▸ WORK REQUIRED:
Copy out every record below, word for word.

▸ RAW RECORDS:
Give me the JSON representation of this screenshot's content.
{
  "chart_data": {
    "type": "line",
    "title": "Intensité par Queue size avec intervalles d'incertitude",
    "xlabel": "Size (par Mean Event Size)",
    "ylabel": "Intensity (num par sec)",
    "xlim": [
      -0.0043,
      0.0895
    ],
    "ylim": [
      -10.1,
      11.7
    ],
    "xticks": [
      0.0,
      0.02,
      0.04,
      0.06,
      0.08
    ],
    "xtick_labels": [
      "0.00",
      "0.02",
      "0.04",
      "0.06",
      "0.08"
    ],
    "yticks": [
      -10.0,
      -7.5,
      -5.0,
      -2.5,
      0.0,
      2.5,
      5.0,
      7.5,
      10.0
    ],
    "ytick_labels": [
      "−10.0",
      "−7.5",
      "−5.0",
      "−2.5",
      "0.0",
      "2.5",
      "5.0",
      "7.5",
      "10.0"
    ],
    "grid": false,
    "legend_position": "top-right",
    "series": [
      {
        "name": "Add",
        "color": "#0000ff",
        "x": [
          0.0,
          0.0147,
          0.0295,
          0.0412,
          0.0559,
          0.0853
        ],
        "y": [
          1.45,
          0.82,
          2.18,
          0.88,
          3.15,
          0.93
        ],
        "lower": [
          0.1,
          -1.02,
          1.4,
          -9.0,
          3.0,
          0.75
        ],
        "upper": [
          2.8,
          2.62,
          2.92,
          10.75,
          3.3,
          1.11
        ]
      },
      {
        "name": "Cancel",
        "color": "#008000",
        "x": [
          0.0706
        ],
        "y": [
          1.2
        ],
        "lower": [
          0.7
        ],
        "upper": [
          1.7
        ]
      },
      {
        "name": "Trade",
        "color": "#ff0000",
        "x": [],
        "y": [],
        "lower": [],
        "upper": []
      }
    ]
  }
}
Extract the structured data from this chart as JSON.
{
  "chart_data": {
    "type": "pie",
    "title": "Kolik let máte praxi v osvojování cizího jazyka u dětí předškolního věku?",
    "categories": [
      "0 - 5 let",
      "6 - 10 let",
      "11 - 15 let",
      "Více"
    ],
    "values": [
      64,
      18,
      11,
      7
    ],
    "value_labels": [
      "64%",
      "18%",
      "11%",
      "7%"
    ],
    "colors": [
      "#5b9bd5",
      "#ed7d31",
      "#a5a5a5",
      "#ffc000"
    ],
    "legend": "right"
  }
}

▸ WRITTEN ANSWER:
Give me the JSON representation of this screenshot's content.
{
  "chart_data": {
    "type": "line",
    "title": "Intensité par Queue size avec intervalles d'incertitude",
    "xlabel": "Size (par Mean Event Size)",
    "ylabel": "Intensity (num par sec)",
    "xlim": [
      -0.0043,
      0.0895
    ],
    "ylim": [
      -10.1,
      11.7
    ],
    "xticks": [
      0.0,
      0.02,
      0.04,
      0.06,
      0.08
    ],
    "xtick_labels": [
      "0.00",
      "0.02",
      "0.04",
      "0.06",
      "0.08"
    ],
    "yticks": [
      -10.0,
      -7.5,
      -5.0,
      -2.5,
      0.0,
      2.5,
      5.0,
      7.5,
      10.0
    ],
    "ytick_labels": [
      "−10.0",
      "−7.5",
      "−5.0",
      "−2.5",
      "0.0",
      "2.5",
      "5.0",
      "7.5",
      "10.0"
    ],
    "grid": false,
    "legend_position": "top-right",
    "series": [
      {
        "name": "Add",
        "color": "#0000ff",
        "x": [
          0.0,
          0.0147,
          0.0295,
          0.0412,
          0.0559,
          0.0853
        ],
        "y": [
          1.45,
          0.82,
          2.18,
          0.88,
          3.15,
          0.93
        ],
        "lower": [
          0.1,
          -1.02,
          1.4,
          -9.0,
          3.0,
          0.75
        ],
        "upper": [
          2.8,
          2.62,
          2.92,
          10.75,
          3.3,
          1.11
        ]
      },
      {
        "name": "Cancel",
        "color": "#008000",
        "x": [
          0.0706
        ],
        "y": [
          1.2
        ],
        "lower": [
          0.7
        ],
        "upper": [
          1.7
        ]
      },
      {
        "name": "Trade",
        "color": "#ff0000",
        "x": [],
        "y": [],
        "lower": [],
        "upper": []
      }
    ]
  }
}
Extract the structured data from this chart as JSON.
{
  "chart_data": {
    "type": "pie",
    "title": "Kolik let máte praxi v osvojování cizího jazyka u dětí předškolního věku?",
    "categories": [
      "0 - 5 let",
      "6 - 10 let",
      "11 - 15 let",
      "Více"
    ],
    "values": [
      64,
      18,
      11,
      7
    ],
    "value_labels": [
      "64%",
      "18%",
      "11%",
      "7%"
    ],
    "colors": [
      "#5b9bd5",
      "#ed7d31",
      "#a5a5a5",
      "#ffc000"
    ],
    "legend": "right"
  }
}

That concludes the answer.